### EXERCISE PROMPT
Copy out each of the items below word for word.

### DATA PROVIDED

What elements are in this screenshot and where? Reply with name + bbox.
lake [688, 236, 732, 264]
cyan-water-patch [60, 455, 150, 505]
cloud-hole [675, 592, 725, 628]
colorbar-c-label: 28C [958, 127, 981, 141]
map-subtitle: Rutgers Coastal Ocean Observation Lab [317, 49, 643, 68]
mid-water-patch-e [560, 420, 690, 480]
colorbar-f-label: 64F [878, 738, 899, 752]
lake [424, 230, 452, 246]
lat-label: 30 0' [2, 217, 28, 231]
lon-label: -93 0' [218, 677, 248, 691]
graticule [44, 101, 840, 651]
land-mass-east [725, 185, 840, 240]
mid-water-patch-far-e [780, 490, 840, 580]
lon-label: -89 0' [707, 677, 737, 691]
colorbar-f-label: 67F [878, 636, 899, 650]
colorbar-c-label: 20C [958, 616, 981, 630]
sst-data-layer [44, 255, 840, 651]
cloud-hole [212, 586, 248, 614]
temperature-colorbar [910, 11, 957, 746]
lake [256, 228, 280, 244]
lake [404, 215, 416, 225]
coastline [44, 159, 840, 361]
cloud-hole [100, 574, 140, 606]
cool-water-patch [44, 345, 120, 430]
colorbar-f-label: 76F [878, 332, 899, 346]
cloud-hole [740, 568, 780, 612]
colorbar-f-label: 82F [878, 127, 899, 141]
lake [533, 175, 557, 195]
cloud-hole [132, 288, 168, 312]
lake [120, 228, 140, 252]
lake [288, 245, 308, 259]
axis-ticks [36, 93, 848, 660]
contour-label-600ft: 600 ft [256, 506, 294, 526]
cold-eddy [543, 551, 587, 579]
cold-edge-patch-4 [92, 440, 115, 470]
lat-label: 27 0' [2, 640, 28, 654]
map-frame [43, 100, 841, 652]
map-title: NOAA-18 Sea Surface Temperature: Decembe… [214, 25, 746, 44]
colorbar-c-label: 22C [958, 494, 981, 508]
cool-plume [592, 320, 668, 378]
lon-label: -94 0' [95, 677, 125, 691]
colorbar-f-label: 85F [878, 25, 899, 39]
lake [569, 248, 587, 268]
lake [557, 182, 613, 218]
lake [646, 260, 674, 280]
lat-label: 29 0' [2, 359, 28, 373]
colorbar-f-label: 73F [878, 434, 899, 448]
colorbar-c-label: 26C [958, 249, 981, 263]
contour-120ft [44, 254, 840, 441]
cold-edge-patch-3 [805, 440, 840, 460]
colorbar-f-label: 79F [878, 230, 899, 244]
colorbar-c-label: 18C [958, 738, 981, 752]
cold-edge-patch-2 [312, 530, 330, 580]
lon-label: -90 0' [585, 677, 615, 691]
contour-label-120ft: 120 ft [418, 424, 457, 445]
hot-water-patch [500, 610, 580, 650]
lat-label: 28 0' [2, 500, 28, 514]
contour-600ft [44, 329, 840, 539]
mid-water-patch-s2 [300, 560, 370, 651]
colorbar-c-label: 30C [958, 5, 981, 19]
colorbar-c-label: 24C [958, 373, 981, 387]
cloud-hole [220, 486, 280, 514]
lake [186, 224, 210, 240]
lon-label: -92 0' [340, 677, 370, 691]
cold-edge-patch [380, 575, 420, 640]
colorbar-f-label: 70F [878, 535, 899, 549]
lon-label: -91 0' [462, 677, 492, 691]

### OUTPUT FOR THIS TASK
What elements are in this screenshot and where? Reply with name + bbox.
lake [688, 236, 732, 264]
cyan-water-patch [60, 455, 150, 505]
cloud-hole [675, 592, 725, 628]
colorbar-c-label: 28C [958, 127, 981, 141]
map-subtitle: Rutgers Coastal Ocean Observation Lab [317, 49, 643, 68]
mid-water-patch-e [560, 420, 690, 480]
colorbar-f-label: 64F [878, 738, 899, 752]
lake [424, 230, 452, 246]
lat-label: 30 0' [2, 217, 28, 231]
lon-label: -93 0' [218, 677, 248, 691]
graticule [44, 101, 840, 651]
land-mass-east [725, 185, 840, 240]
mid-water-patch-far-e [780, 490, 840, 580]
lon-label: -89 0' [707, 677, 737, 691]
colorbar-f-label: 67F [878, 636, 899, 650]
colorbar-c-label: 20C [958, 616, 981, 630]
sst-data-layer [44, 255, 840, 651]
cloud-hole [212, 586, 248, 614]
temperature-colorbar [910, 11, 957, 746]
lake [256, 228, 280, 244]
lake [404, 215, 416, 225]
coastline [44, 159, 840, 361]
cloud-hole [100, 574, 140, 606]
cool-water-patch [44, 345, 120, 430]
colorbar-f-label: 76F [878, 332, 899, 346]
cloud-hole [740, 568, 780, 612]
colorbar-f-label: 82F [878, 127, 899, 141]
lake [533, 175, 557, 195]
cloud-hole [132, 288, 168, 312]
lake [120, 228, 140, 252]
lake [288, 245, 308, 259]
axis-ticks [36, 93, 848, 660]
contour-label-600ft: 600 ft [256, 506, 294, 526]
cold-eddy [543, 551, 587, 579]
cold-edge-patch-4 [92, 440, 115, 470]
lat-label: 27 0' [2, 640, 28, 654]
map-frame [43, 100, 841, 652]
map-title: NOAA-18 Sea Surface Temperature: Decembe… [214, 25, 746, 44]
colorbar-c-label: 22C [958, 494, 981, 508]
cool-plume [592, 320, 668, 378]
lon-label: -94 0' [95, 677, 125, 691]
colorbar-f-label: 85F [878, 25, 899, 39]
lake [569, 248, 587, 268]
lake [557, 182, 613, 218]
lake [646, 260, 674, 280]
lat-label: 29 0' [2, 359, 28, 373]
colorbar-f-label: 73F [878, 434, 899, 448]
colorbar-c-label: 26C [958, 249, 981, 263]
contour-120ft [44, 254, 840, 441]
cold-edge-patch-3 [805, 440, 840, 460]
colorbar-f-label: 79F [878, 230, 899, 244]
colorbar-c-label: 18C [958, 738, 981, 752]
cold-edge-patch-2 [312, 530, 330, 580]
lon-label: -90 0' [585, 677, 615, 691]
contour-label-120ft: 120 ft [418, 424, 457, 445]
hot-water-patch [500, 610, 580, 650]
lat-label: 28 0' [2, 500, 28, 514]
contour-600ft [44, 329, 840, 539]
mid-water-patch-s2 [300, 560, 370, 651]
colorbar-c-label: 30C [958, 5, 981, 19]
colorbar-c-label: 24C [958, 373, 981, 387]
cloud-hole [220, 486, 280, 514]
lake [186, 224, 210, 240]
lon-label: -92 0' [340, 677, 370, 691]
cold-edge-patch [380, 575, 420, 640]
colorbar-f-label: 70F [878, 535, 899, 549]
lon-label: -91 0' [462, 677, 492, 691]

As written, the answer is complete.